-- begin --

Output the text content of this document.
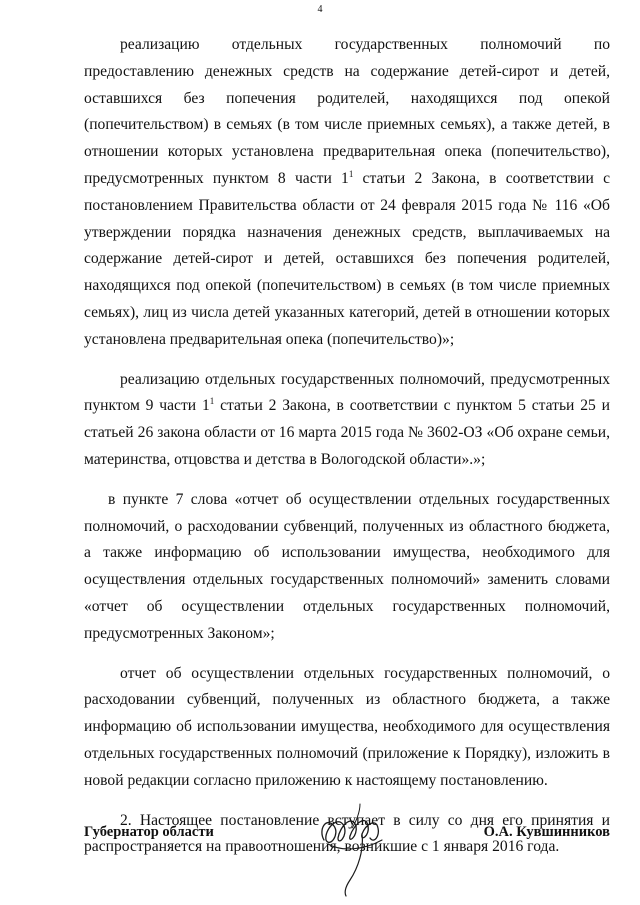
4

реализацию отдельных государственных полномочий по предоставлению денежных средств на содержание детей-сирот и детей, оставшихся без попечения родителей, находящихся под опекой (попечительством) в семьях (в том числе приемных семьях), а также детей, в отношении которых установлена предварительная опека (попечительство), предусмотренных пунктом 8 части $1^1$ статьи 2 Закона, в соответствии с постановлением Правительства области от 24 февраля 2015 года № 116 «Об утверждении порядка назначения денежных средств, выплачиваемых на содержание детей-сирот и детей, оставшихся без попечения родителей, находящихся под опекой (попечительством) в семьях (в том числе приемных семьях), лиц из числа детей указанных категорий, детей в отношении которых установлена предварительная опека (попечительство)»;

реализацию отдельных государственных полномочий, предусмотренных пунктом 9 части $1^1$ статьи 2 Закона, в соответствии с пунктом 5 статьи 25 и статьей 26 закона области от 16 марта 2015 года № 3602-ОЗ «Об охране семьи, материнства, отцовства и детства в Вологодской области».»;

в пункте 7 слова «отчет об осуществлении отдельных государственных полномочий, о расходовании субвенций, полученных из областного бюджета, а также информацию об использовании имущества, необходимого для осуществления отдельных государственных полномочий» заменить словами «отчет об осуществлении отдельных государственных полномочий, предусмотренных Законом»;

отчет об осуществлении отдельных государственных полномочий, о расходовании субвенций, полученных из областного бюджета, а также информацию об использовании имущества, необходимого для осуществления отдельных государственных полномочий (приложение к Порядку), изложить в новой редакции согласно приложению к настоящему постановлению.

2. Настоящее постановление вступает в силу со дня его принятия и распространяется на правоотношения, возникшие с 1 января 2016 года.

Губернатор области	О.А. Кувшинников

-- end --

Problem to work on → Without the pictures, return all the records precisely as they stand.

Solved exercise →
Output the text content of this document.
4

реализацию отдельных государственных полномочий по предоставлению денежных средств на содержание детей-сирот и детей, оставшихся без попечения родителей, находящихся под опекой (попечительством) в семьях (в том числе приемных семьях), а также детей, в отношении которых установлена предварительная опека (попечительство), предусмотренных пунктом 8 части $1^1$ статьи 2 Закона, в соответствии с постановлением Правительства области от 24 февраля 2015 года № 116 «Об утверждении порядка назначения денежных средств, выплачиваемых на содержание детей-сирот и детей, оставшихся без попечения родителей, находящихся под опекой (попечительством) в семьях (в том числе приемных семьях), лиц из числа детей указанных категорий, детей в отношении которых установлена предварительная опека (попечительство)»;

реализацию отдельных государственных полномочий, предусмотренных пунктом 9 части $1^1$ статьи 2 Закона, в соответствии с пунктом 5 статьи 25 и статьей 26 закона области от 16 марта 2015 года № 3602-ОЗ «Об охране семьи, материнства, отцовства и детства в Вологодской области».»;

в пункте 7 слова «отчет об осуществлении отдельных государственных полномочий, о расходовании субвенций, полученных из областного бюджета, а также информацию об использовании имущества, необходимого для осуществления отдельных государственных полномочий» заменить словами «отчет об осуществлении отдельных государственных полномочий, предусмотренных Законом»;

отчет об осуществлении отдельных государственных полномочий, о расходовании субвенций, полученных из областного бюджета, а также информацию об использовании имущества, необходимого для осуществления отдельных государственных полномочий (приложение к Порядку), изложить в новой редакции согласно приложению к настоящему постановлению.

2. Настоящее постановление вступает в силу со дня его принятия и распространяется на правоотношения, возникшие с 1 января 2016 года.

Губернатор области	О.А. Кувшинников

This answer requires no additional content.